[begin Entries supplied]
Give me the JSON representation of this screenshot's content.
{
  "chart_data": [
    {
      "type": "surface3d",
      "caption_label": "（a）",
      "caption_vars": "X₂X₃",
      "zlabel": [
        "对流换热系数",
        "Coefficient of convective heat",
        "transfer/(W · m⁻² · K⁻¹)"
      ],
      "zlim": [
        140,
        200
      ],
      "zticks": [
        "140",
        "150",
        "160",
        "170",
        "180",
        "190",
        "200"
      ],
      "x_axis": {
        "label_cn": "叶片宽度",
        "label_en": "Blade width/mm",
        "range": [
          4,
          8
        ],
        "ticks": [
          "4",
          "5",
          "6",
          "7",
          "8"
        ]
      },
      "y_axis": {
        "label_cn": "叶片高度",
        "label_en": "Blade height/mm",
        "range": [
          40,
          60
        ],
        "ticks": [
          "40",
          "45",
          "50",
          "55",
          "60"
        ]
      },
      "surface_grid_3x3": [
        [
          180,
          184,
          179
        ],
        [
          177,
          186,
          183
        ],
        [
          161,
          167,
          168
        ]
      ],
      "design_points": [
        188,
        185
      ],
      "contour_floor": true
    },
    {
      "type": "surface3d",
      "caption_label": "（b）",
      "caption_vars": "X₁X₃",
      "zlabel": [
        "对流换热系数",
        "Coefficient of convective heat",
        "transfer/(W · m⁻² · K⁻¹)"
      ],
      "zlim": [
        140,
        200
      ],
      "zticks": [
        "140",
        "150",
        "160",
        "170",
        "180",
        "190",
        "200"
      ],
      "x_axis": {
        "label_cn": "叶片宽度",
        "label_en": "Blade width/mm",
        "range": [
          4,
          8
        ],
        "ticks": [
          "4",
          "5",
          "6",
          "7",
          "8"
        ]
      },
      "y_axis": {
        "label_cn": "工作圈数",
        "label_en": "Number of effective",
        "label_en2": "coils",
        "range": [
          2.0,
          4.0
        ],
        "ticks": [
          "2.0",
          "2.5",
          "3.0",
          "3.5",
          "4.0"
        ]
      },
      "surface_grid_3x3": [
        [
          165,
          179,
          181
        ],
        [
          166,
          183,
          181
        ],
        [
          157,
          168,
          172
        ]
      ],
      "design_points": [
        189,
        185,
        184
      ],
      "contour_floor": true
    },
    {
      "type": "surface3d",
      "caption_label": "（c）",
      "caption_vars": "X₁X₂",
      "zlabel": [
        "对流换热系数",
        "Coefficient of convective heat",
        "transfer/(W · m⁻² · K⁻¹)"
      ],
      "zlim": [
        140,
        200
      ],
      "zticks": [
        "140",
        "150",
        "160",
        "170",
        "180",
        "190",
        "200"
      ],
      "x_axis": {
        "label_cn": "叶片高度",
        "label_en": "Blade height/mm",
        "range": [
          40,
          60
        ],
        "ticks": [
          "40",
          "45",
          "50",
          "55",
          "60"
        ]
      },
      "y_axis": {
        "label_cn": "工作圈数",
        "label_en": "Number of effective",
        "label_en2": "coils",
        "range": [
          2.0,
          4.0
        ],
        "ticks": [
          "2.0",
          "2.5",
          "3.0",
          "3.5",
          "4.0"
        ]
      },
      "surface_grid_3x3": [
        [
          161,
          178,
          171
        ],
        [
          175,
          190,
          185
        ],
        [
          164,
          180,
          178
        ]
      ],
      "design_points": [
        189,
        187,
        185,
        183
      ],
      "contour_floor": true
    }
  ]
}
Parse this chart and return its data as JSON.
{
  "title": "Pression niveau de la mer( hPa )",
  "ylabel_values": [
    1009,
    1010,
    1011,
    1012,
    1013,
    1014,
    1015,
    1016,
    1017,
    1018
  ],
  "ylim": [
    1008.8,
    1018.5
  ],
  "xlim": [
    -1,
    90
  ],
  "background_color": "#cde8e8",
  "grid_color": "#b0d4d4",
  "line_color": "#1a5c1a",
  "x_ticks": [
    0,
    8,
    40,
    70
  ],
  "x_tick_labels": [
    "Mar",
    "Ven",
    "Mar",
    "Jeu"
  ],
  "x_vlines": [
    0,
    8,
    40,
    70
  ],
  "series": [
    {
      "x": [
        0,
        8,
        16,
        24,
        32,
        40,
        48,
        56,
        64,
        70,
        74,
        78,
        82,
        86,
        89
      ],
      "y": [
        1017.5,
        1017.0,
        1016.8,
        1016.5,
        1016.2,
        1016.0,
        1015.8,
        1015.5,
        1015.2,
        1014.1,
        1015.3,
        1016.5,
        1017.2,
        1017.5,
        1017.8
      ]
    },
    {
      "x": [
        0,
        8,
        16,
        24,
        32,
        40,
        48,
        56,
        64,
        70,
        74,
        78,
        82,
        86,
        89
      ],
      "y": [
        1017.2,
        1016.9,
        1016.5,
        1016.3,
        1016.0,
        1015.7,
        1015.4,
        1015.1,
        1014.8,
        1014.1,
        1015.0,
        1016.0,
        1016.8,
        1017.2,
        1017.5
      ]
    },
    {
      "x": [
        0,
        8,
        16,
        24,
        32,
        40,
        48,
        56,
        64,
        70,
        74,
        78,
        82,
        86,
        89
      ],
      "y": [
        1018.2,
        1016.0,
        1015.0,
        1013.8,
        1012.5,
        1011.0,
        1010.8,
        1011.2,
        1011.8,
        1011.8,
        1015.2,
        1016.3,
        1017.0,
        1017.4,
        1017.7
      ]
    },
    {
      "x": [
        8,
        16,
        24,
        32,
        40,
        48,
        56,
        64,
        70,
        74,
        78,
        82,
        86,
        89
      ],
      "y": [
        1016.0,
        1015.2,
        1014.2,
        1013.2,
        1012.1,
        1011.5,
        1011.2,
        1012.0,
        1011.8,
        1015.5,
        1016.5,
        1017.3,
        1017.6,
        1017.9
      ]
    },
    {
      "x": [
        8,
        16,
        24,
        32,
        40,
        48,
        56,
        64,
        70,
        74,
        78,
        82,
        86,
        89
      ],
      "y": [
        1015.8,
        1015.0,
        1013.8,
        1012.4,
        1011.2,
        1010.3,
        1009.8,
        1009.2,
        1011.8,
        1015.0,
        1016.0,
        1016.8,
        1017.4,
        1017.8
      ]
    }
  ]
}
[end Entries supplied]
**Instruction:**
Can you reproduce all the material exactly?

**Response for this exercise:**
Give me the JSON representation of this screenshot's content.
{
  "chart_data": [
    {
      "type": "surface3d",
      "caption_label": "（a）",
      "caption_vars": "X₂X₃",
      "zlabel": [
        "对流换热系数",
        "Coefficient of convective heat",
        "transfer/(W · m⁻² · K⁻¹)"
      ],
      "zlim": [
        140,
        200
      ],
      "zticks": [
        "140",
        "150",
        "160",
        "170",
        "180",
        "190",
        "200"
      ],
      "x_axis": {
        "label_cn": "叶片宽度",
        "label_en": "Blade width/mm",
        "range": [
          4,
          8
        ],
        "ticks": [
          "4",
          "5",
          "6",
          "7",
          "8"
        ]
      },
      "y_axis": {
        "label_cn": "叶片高度",
        "label_en": "Blade height/mm",
        "range": [
          40,
          60
        ],
        "ticks": [
          "40",
          "45",
          "50",
          "55",
          "60"
        ]
      },
      "surface_grid_3x3": [
        [
          180,
          184,
          179
        ],
        [
          177,
          186,
          183
        ],
        [
          161,
          167,
          168
        ]
      ],
      "design_points": [
        188,
        185
      ],
      "contour_floor": true
    },
    {
      "type": "surface3d",
      "caption_label": "（b）",
      "caption_vars": "X₁X₃",
      "zlabel": [
        "对流换热系数",
        "Coefficient of convective heat",
        "transfer/(W · m⁻² · K⁻¹)"
      ],
      "zlim": [
        140,
        200
      ],
      "zticks": [
        "140",
        "150",
        "160",
        "170",
        "180",
        "190",
        "200"
      ],
      "x_axis": {
        "label_cn": "叶片宽度",
        "label_en": "Blade width/mm",
        "range": [
          4,
          8
        ],
        "ticks": [
          "4",
          "5",
          "6",
          "7",
          "8"
        ]
      },
      "y_axis": {
        "label_cn": "工作圈数",
        "label_en": "Number of effective",
        "label_en2": "coils",
        "range": [
          2.0,
          4.0
        ],
        "ticks": [
          "2.0",
          "2.5",
          "3.0",
          "3.5",
          "4.0"
        ]
      },
      "surface_grid_3x3": [
        [
          165,
          179,
          181
        ],
        [
          166,
          183,
          181
        ],
        [
          157,
          168,
          172
        ]
      ],
      "design_points": [
        189,
        185,
        184
      ],
      "contour_floor": true
    },
    {
      "type": "surface3d",
      "caption_label": "（c）",
      "caption_vars": "X₁X₂",
      "zlabel": [
        "对流换热系数",
        "Coefficient of convective heat",
        "transfer/(W · m⁻² · K⁻¹)"
      ],
      "zlim": [
        140,
        200
      ],
      "zticks": [
        "140",
        "150",
        "160",
        "170",
        "180",
        "190",
        "200"
      ],
      "x_axis": {
        "label_cn": "叶片高度",
        "label_en": "Blade height/mm",
        "range": [
          40,
          60
        ],
        "ticks": [
          "40",
          "45",
          "50",
          "55",
          "60"
        ]
      },
      "y_axis": {
        "label_cn": "工作圈数",
        "label_en": "Number of effective",
        "label_en2": "coils",
        "range": [
          2.0,
          4.0
        ],
        "ticks": [
          "2.0",
          "2.5",
          "3.0",
          "3.5",
          "4.0"
        ]
      },
      "surface_grid_3x3": [
        [
          161,
          178,
          171
        ],
        [
          175,
          190,
          185
        ],
        [
          164,
          180,
          178
        ]
      ],
      "design_points": [
        189,
        187,
        185,
        183
      ],
      "contour_floor": true
    }
  ]
}
Parse this chart and return its data as JSON.
{
  "title": "Pression niveau de la mer( hPa )",
  "ylabel_values": [
    1009,
    1010,
    1011,
    1012,
    1013,
    1014,
    1015,
    1016,
    1017,
    1018
  ],
  "ylim": [
    1008.8,
    1018.5
  ],
  "xlim": [
    -1,
    90
  ],
  "background_color": "#cde8e8",
  "grid_color": "#b0d4d4",
  "line_color": "#1a5c1a",
  "x_ticks": [
    0,
    8,
    40,
    70
  ],
  "x_tick_labels": [
    "Mar",
    "Ven",
    "Mar",
    "Jeu"
  ],
  "x_vlines": [
    0,
    8,
    40,
    70
  ],
  "series": [
    {
      "x": [
        0,
        8,
        16,
        24,
        32,
        40,
        48,
        56,
        64,
        70,
        74,
        78,
        82,
        86,
        89
      ],
      "y": [
        1017.5,
        1017.0,
        1016.8,
        1016.5,
        1016.2,
        1016.0,
        1015.8,
        1015.5,
        1015.2,
        1014.1,
        1015.3,
        1016.5,
        1017.2,
        1017.5,
        1017.8
      ]
    },
    {
      "x": [
        0,
        8,
        16,
        24,
        32,
        40,
        48,
        56,
        64,
        70,
        74,
        78,
        82,
        86,
        89
      ],
      "y": [
        1017.2,
        1016.9,
        1016.5,
        1016.3,
        1016.0,
        1015.7,
        1015.4,
        1015.1,
        1014.8,
        1014.1,
        1015.0,
        1016.0,
        1016.8,
        1017.2,
        1017.5
      ]
    },
    {
      "x": [
        0,
        8,
        16,
        24,
        32,
        40,
        48,
        56,
        64,
        70,
        74,
        78,
        82,
        86,
        89
      ],
      "y": [
        1018.2,
        1016.0,
        1015.0,
        1013.8,
        1012.5,
        1011.0,
        1010.8,
        1011.2,
        1011.8,
        1011.8,
        1015.2,
        1016.3,
        1017.0,
        1017.4,
        1017.7
      ]
    },
    {
      "x": [
        8,
        16,
        24,
        32,
        40,
        48,
        56,
        64,
        70,
        74,
        78,
        82,
        86,
        89
      ],
      "y": [
        1016.0,
        1015.2,
        1014.2,
        1013.2,
        1012.1,
        1011.5,
        1011.2,
        1012.0,
        1011.8,
        1015.5,
        1016.5,
        1017.3,
        1017.6,
        1017.9
      ]
    },
    {
      "x": [
        8,
        16,
        24,
        32,
        40,
        48,
        56,
        64,
        70,
        74,
        78,
        82,
        86,
        89
      ],
      "y": [
        1015.8,
        1015.0,
        1013.8,
        1012.4,
        1011.2,
        1010.3,
        1009.8,
        1009.2,
        1011.8,
        1015.0,
        1016.0,
        1016.8,
        1017.4,
        1017.8
      ]
    }
  ]
}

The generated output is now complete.